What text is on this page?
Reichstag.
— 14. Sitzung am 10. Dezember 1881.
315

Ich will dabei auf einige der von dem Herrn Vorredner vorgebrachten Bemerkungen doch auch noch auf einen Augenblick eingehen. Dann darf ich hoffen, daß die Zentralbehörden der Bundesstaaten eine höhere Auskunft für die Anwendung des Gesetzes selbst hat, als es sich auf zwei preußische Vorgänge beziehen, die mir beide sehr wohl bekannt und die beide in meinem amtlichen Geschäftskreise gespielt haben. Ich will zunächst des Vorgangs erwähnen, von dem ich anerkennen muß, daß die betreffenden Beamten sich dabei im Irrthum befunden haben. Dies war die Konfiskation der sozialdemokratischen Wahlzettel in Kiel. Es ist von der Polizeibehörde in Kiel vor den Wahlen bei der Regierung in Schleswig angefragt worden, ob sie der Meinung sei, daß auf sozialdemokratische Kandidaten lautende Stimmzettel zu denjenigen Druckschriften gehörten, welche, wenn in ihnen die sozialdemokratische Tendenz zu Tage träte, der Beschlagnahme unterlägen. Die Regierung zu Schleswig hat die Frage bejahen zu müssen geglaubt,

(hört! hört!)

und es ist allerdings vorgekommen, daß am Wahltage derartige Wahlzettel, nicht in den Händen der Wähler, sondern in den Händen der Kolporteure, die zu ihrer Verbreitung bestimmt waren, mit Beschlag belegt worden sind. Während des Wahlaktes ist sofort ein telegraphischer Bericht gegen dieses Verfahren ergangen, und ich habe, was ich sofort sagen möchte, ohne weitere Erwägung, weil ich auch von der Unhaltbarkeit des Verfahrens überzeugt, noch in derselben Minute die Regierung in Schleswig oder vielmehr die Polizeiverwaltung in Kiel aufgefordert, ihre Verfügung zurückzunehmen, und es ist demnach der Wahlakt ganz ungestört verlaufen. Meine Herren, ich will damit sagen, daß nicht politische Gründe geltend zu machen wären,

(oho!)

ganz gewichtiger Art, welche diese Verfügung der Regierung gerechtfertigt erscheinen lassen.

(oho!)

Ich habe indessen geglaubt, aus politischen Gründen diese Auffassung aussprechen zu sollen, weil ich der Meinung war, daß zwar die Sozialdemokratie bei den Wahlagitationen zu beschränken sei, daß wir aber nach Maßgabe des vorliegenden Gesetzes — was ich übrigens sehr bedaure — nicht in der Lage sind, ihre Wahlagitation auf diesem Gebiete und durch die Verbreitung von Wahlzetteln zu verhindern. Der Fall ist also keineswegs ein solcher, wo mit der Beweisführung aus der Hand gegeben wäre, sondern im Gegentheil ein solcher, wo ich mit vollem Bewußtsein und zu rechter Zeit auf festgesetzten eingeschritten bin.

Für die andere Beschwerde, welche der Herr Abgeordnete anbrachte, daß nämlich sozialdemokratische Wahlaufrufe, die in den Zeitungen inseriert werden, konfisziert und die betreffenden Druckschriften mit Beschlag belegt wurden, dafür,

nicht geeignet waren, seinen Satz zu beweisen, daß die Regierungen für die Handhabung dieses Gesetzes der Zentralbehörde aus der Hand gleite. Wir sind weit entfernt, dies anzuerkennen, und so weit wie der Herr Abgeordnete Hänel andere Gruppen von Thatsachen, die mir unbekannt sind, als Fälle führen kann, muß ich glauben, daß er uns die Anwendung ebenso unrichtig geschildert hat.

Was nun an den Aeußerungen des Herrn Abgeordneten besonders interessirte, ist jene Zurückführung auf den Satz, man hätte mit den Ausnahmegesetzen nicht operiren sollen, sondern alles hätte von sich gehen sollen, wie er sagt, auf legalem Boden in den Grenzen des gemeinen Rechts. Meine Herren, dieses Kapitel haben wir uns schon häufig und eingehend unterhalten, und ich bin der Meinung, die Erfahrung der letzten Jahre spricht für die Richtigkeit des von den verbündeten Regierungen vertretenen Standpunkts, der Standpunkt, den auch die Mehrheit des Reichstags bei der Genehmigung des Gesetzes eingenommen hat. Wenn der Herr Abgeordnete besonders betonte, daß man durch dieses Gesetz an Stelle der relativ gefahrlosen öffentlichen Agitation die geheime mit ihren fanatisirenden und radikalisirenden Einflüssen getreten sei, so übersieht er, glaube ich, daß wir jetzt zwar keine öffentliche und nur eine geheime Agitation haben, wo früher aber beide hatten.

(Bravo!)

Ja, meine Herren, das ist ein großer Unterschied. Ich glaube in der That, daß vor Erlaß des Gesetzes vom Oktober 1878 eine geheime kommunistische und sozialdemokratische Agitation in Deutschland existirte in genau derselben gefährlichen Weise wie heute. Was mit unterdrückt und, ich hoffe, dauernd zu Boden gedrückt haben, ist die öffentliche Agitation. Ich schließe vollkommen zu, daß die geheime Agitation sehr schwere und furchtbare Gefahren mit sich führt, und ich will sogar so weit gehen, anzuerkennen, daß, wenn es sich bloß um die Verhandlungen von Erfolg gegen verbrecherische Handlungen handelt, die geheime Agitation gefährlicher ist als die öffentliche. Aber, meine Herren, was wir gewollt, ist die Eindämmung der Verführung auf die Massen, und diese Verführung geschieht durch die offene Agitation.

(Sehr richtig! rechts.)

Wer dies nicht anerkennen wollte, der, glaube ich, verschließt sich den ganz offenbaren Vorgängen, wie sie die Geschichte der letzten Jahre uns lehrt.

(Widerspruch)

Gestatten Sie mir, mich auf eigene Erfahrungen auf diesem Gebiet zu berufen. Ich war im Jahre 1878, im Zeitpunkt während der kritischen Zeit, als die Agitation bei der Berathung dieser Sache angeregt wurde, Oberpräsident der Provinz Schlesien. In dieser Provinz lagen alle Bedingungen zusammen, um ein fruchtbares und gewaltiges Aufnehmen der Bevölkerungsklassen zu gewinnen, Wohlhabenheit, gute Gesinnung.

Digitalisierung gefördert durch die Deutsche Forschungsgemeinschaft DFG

**TASK DIRECTIONS**
Give back the entries exactly, so that each line matches the original.

**RESPONSE**
What text is on this page?
Reichstag.
— 14. Sitzung am 10. Dezember 1881.
315

Ich will dabei auf einige der von dem Herrn Vorredner vorgebrachten Bemerkungen doch auch noch auf einen Augenblick eingehen. Dann darf ich hoffen, daß die Zentralbehörden der Bundesstaaten eine höhere Auskunft für die Anwendung des Gesetzes selbst hat, als es sich auf zwei preußische Vorgänge beziehen, die mir beide sehr wohl bekannt und die beide in meinem amtlichen Geschäftskreise gespielt haben. Ich will zunächst des Vorgangs erwähnen, von dem ich anerkennen muß, daß die betreffenden Beamten sich dabei im Irrthum befunden haben. Dies war die Konfiskation der sozialdemokratischen Wahlzettel in Kiel. Es ist von der Polizeibehörde in Kiel vor den Wahlen bei der Regierung in Schleswig angefragt worden, ob sie der Meinung sei, daß auf sozialdemokratische Kandidaten lautende Stimmzettel zu denjenigen Druckschriften gehörten, welche, wenn in ihnen die sozialdemokratische Tendenz zu Tage träte, der Beschlagnahme unterlägen. Die Regierung zu Schleswig hat die Frage bejahen zu müssen geglaubt,

(hört! hört!)

und es ist allerdings vorgekommen, daß am Wahltage derartige Wahlzettel, nicht in den Händen der Wähler, sondern in den Händen der Kolporteure, die zu ihrer Verbreitung bestimmt waren, mit Beschlag belegt worden sind. Während des Wahlaktes ist sofort ein telegraphischer Bericht gegen dieses Verfahren ergangen, und ich habe, was ich sofort sagen möchte, ohne weitere Erwägung, weil ich auch von der Unhaltbarkeit des Verfahrens überzeugt, noch in derselben Minute die Regierung in Schleswig oder vielmehr die Polizeiverwaltung in Kiel aufgefordert, ihre Verfügung zurückzunehmen, und es ist demnach der Wahlakt ganz ungestört verlaufen. Meine Herren, ich will damit sagen, daß nicht politische Gründe geltend zu machen wären,

(oho!)

ganz gewichtiger Art, welche diese Verfügung der Regierung gerechtfertigt erscheinen lassen.

(oho!)

Ich habe indessen geglaubt, aus politischen Gründen diese Auffassung aussprechen zu sollen, weil ich der Meinung war, daß zwar die Sozialdemokratie bei den Wahlagitationen zu beschränken sei, daß wir aber nach Maßgabe des vorliegenden Gesetzes — was ich übrigens sehr bedaure — nicht in der Lage sind, ihre Wahlagitation auf diesem Gebiete und durch die Verbreitung von Wahlzetteln zu verhindern. Der Fall ist also keineswegs ein solcher, wo mit der Beweisführung aus der Hand gegeben wäre, sondern im Gegentheil ein solcher, wo ich mit vollem Bewußtsein und zu rechter Zeit auf festgesetzten eingeschritten bin.

Für die andere Beschwerde, welche der Herr Abgeordnete anbrachte, daß nämlich sozialdemokratische Wahlaufrufe, die in den Zeitungen inseriert werden, konfisziert und die betreffenden Druckschriften mit Beschlag belegt wurden, dafür,

nicht geeignet waren, seinen Satz zu beweisen, daß die Regierungen für die Handhabung dieses Gesetzes der Zentralbehörde aus der Hand gleite. Wir sind weit entfernt, dies anzuerkennen, und so weit wie der Herr Abgeordnete Hänel andere Gruppen von Thatsachen, die mir unbekannt sind, als Fälle führen kann, muß ich glauben, daß er uns die Anwendung ebenso unrichtig geschildert hat.

Was nun an den Aeußerungen des Herrn Abgeordneten besonders interessirte, ist jene Zurückführung auf den Satz, man hätte mit den Ausnahmegesetzen nicht operiren sollen, sondern alles hätte von sich gehen sollen, wie er sagt, auf legalem Boden in den Grenzen des gemeinen Rechts. Meine Herren, dieses Kapitel haben wir uns schon häufig und eingehend unterhalten, und ich bin der Meinung, die Erfahrung der letzten Jahre spricht für die Richtigkeit des von den verbündeten Regierungen vertretenen Standpunkts, der Standpunkt, den auch die Mehrheit des Reichstags bei der Genehmigung des Gesetzes eingenommen hat. Wenn der Herr Abgeordnete besonders betonte, daß man durch dieses Gesetz an Stelle der relativ gefahrlosen öffentlichen Agitation die geheime mit ihren fanatisirenden und radikalisirenden Einflüssen getreten sei, so übersieht er, glaube ich, daß wir jetzt zwar keine öffentliche und nur eine geheime Agitation haben, wo früher aber beide hatten.

(Bravo!)

Ja, meine Herren, das ist ein großer Unterschied. Ich glaube in der That, daß vor Erlaß des Gesetzes vom Oktober 1878 eine geheime kommunistische und sozialdemokratische Agitation in Deutschland existirte in genau derselben gefährlichen Weise wie heute. Was mit unterdrückt und, ich hoffe, dauernd zu Boden gedrückt haben, ist die öffentliche Agitation. Ich schließe vollkommen zu, daß die geheime Agitation sehr schwere und furchtbare Gefahren mit sich führt, und ich will sogar so weit gehen, anzuerkennen, daß, wenn es sich bloß um die Verhandlungen von Erfolg gegen verbrecherische Handlungen handelt, die geheime Agitation gefährlicher ist als die öffentliche. Aber, meine Herren, was wir gewollt, ist die Eindämmung der Verführung auf die Massen, und diese Verführung geschieht durch die offene Agitation.

(Sehr richtig! rechts.)

Wer dies nicht anerkennen wollte, der, glaube ich, verschließt sich den ganz offenbaren Vorgängen, wie sie die Geschichte der letzten Jahre uns lehrt.

(Widerspruch)

Gestatten Sie mir, mich auf eigene Erfahrungen auf diesem Gebiet zu berufen. Ich war im Jahre 1878, im Zeitpunkt während der kritischen Zeit, als die Agitation bei der Berathung dieser Sache angeregt wurde, Oberpräsident der Provinz Schlesien. In dieser Provinz lagen alle Bedingungen zusammen, um ein fruchtbares und gewaltiges Aufnehmen der Bevölkerungsklassen zu gewinnen, Wohlhabenheit, gute Gesinnung.

Digitalisierung gefördert durch die Deutsche Forschungsgemeinschaft DFG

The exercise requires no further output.